§ Task brief:
Within the listing below, locate all lines containing the word "Height". Copy each one.

.....

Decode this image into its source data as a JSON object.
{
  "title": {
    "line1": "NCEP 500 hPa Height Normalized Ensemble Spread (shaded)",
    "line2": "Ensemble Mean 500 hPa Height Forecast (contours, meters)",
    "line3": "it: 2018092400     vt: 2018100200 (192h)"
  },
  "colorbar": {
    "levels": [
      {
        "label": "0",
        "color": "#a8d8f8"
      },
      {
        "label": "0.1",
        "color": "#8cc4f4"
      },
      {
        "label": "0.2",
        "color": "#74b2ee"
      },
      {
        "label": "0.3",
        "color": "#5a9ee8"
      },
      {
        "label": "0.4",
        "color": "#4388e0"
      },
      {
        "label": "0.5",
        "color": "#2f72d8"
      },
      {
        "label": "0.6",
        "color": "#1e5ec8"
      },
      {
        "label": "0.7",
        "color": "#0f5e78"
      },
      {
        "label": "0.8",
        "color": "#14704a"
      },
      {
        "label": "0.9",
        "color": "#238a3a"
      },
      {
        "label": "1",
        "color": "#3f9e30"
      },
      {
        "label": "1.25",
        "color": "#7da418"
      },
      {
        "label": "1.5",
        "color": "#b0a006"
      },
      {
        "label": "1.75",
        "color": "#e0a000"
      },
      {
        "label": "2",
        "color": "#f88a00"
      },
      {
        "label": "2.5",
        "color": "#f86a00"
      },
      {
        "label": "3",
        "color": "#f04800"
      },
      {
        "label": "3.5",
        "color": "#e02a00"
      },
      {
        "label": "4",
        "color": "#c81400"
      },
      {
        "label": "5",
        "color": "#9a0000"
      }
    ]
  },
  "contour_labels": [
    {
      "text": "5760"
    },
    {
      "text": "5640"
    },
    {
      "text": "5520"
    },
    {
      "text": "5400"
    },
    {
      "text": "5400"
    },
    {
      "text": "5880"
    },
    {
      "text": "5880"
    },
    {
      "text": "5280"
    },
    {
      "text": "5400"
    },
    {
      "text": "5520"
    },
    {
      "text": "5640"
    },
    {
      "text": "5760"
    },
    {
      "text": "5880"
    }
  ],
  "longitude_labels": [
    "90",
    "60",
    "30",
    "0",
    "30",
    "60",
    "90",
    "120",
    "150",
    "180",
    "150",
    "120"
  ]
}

.....

§ Reply:
    "line1": "NCEP 500 hPa Height Normalized Ensemble Spread (shaded)",
    "line2": "Ensemble Mean 500 hPa Height Forecast (contours, meters)",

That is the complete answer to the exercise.